**Aim**
Extract the full set of records that follows, word for word.

**Data**
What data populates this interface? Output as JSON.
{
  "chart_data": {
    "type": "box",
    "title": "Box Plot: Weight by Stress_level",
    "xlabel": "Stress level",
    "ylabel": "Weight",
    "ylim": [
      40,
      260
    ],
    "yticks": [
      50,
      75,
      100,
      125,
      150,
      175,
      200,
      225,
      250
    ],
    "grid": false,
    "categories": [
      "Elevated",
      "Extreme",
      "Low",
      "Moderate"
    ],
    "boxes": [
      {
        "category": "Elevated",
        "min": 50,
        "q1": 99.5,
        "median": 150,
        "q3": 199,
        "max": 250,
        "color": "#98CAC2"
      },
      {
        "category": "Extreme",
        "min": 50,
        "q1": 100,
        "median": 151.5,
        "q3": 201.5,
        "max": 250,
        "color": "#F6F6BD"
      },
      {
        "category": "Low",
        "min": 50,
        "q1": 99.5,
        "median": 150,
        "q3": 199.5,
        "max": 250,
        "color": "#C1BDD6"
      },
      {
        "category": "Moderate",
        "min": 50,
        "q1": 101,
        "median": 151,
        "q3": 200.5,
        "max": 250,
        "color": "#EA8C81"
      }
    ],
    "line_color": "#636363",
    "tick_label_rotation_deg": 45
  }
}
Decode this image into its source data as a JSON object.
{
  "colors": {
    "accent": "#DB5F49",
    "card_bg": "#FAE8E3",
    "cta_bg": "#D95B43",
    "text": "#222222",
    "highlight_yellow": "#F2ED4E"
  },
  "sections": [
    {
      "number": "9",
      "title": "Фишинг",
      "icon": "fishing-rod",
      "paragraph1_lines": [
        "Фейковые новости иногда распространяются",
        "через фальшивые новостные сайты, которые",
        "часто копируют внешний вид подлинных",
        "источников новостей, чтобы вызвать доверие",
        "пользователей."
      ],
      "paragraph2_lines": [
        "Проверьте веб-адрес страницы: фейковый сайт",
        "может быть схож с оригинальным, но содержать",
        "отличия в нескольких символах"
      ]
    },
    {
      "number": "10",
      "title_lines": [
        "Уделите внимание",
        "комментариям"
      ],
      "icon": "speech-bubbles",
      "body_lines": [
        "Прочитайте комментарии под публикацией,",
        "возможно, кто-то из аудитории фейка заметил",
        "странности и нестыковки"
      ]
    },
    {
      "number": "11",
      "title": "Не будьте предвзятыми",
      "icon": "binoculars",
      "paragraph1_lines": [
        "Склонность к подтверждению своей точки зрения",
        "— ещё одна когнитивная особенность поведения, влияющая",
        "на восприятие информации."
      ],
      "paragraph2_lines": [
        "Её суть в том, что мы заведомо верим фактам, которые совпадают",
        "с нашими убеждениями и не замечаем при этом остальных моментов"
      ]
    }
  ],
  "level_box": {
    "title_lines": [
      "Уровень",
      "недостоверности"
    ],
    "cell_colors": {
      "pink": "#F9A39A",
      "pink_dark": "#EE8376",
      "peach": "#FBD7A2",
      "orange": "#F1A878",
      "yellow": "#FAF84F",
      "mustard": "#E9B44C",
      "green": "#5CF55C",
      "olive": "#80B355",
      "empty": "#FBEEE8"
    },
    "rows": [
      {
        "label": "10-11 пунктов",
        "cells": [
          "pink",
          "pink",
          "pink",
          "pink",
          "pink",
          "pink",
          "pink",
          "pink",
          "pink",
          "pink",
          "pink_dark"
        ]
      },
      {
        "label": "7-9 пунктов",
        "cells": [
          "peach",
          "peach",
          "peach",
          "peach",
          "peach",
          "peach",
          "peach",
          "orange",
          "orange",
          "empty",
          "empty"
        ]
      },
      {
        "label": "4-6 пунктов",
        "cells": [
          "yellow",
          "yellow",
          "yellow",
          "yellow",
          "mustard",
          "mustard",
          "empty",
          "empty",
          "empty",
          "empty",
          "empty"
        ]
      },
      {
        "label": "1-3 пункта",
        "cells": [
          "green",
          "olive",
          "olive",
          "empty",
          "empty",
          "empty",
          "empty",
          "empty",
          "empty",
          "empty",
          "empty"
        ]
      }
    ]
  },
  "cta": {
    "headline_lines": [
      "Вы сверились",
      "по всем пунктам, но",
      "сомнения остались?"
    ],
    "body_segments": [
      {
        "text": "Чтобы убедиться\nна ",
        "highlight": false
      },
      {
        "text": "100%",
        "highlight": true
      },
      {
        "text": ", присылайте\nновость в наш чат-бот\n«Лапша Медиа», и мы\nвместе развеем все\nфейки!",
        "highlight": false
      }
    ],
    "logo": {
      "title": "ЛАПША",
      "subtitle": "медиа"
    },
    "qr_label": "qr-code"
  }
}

**Result**
What data populates this interface? Output as JSON.
{
  "chart_data": {
    "type": "box",
    "title": "Box Plot: Weight by Stress_level",
    "xlabel": "Stress level",
    "ylabel": "Weight",
    "ylim": [
      40,
      260
    ],
    "yticks": [
      50,
      75,
      100,
      125,
      150,
      175,
      200,
      225,
      250
    ],
    "grid": false,
    "categories": [
      "Elevated",
      "Extreme",
      "Low",
      "Moderate"
    ],
    "boxes": [
      {
        "category": "Elevated",
        "min": 50,
        "q1": 99.5,
        "median": 150,
        "q3": 199,
        "max": 250,
        "color": "#98CAC2"
      },
      {
        "category": "Extreme",
        "min": 50,
        "q1": 100,
        "median": 151.5,
        "q3": 201.5,
        "max": 250,
        "color": "#F6F6BD"
      },
      {
        "category": "Low",
        "min": 50,
        "q1": 99.5,
        "median": 150,
        "q3": 199.5,
        "max": 250,
        "color": "#C1BDD6"
      },
      {
        "category": "Moderate",
        "min": 50,
        "q1": 101,
        "median": 151,
        "q3": 200.5,
        "max": 250,
        "color": "#EA8C81"
      }
    ],
    "line_color": "#636363",
    "tick_label_rotation_deg": 45
  }
}
Decode this image into its source data as a JSON object.
{
  "colors": {
    "accent": "#DB5F49",
    "card_bg": "#FAE8E3",
    "cta_bg": "#D95B43",
    "text": "#222222",
    "highlight_yellow": "#F2ED4E"
  },
  "sections": [
    {
      "number": "9",
      "title": "Фишинг",
      "icon": "fishing-rod",
      "paragraph1_lines": [
        "Фейковые новости иногда распространяются",
        "через фальшивые новостные сайты, которые",
        "часто копируют внешний вид подлинных",
        "источников новостей, чтобы вызвать доверие",
        "пользователей."
      ],
      "paragraph2_lines": [
        "Проверьте веб-адрес страницы: фейковый сайт",
        "может быть схож с оригинальным, но содержать",
        "отличия в нескольких символах"
      ]
    },
    {
      "number": "10",
      "title_lines": [
        "Уделите внимание",
        "комментариям"
      ],
      "icon": "speech-bubbles",
      "body_lines": [
        "Прочитайте комментарии под публикацией,",
        "возможно, кто-то из аудитории фейка заметил",
        "странности и нестыковки"
      ]
    },
    {
      "number": "11",
      "title": "Не будьте предвзятыми",
      "icon": "binoculars",
      "paragraph1_lines": [
        "Склонность к подтверждению своей точки зрения",
        "— ещё одна когнитивная особенность поведения, влияющая",
        "на восприятие информации."
      ],
      "paragraph2_lines": [
        "Её суть в том, что мы заведомо верим фактам, которые совпадают",
        "с нашими убеждениями и не замечаем при этом остальных моментов"
      ]
    }
  ],
  "level_box": {
    "title_lines": [
      "Уровень",
      "недостоверности"
    ],
    "cell_colors": {
      "pink": "#F9A39A",
      "pink_dark": "#EE8376",
      "peach": "#FBD7A2",
      "orange": "#F1A878",
      "yellow": "#FAF84F",
      "mustard": "#E9B44C",
      "green": "#5CF55C",
      "olive": "#80B355",
      "empty": "#FBEEE8"
    },
    "rows": [
      {
        "label": "10-11 пунктов",
        "cells": [
          "pink",
          "pink",
          "pink",
          "pink",
          "pink",
          "pink",
          "pink",
          "pink",
          "pink",
          "pink",
          "pink_dark"
        ]
      },
      {
        "label": "7-9 пунктов",
        "cells": [
          "peach",
          "peach",
          "peach",
          "peach",
          "peach",
          "peach",
          "peach",
          "orange",
          "orange",
          "empty",
          "empty"
        ]
      },
      {
        "label": "4-6 пунктов",
        "cells": [
          "yellow",
          "yellow",
          "yellow",
          "yellow",
          "mustard",
          "mustard",
          "empty",
          "empty",
          "empty",
          "empty",
          "empty"
        ]
      },
      {
        "label": "1-3 пункта",
        "cells": [
          "green",
          "olive",
          "olive",
          "empty",
          "empty",
          "empty",
          "empty",
          "empty",
          "empty",
          "empty",
          "empty"
        ]
      }
    ]
  },
  "cta": {
    "headline_lines": [
      "Вы сверились",
      "по всем пунктам, но",
      "сомнения остались?"
    ],
    "body_segments": [
      {
        "text": "Чтобы убедиться\nна ",
        "highlight": false
      },
      {
        "text": "100%",
        "highlight": true
      },
      {
        "text": ", присылайте\nновость в наш чат-бот\n«Лапша Медиа», и мы\nвместе развеем все\nфейки!",
        "highlight": false
      }
    ],
    "logo": {
      "title": "ЛАПША",
      "subtitle": "медиа"
    },
    "qr_label": "qr-code"
  }
}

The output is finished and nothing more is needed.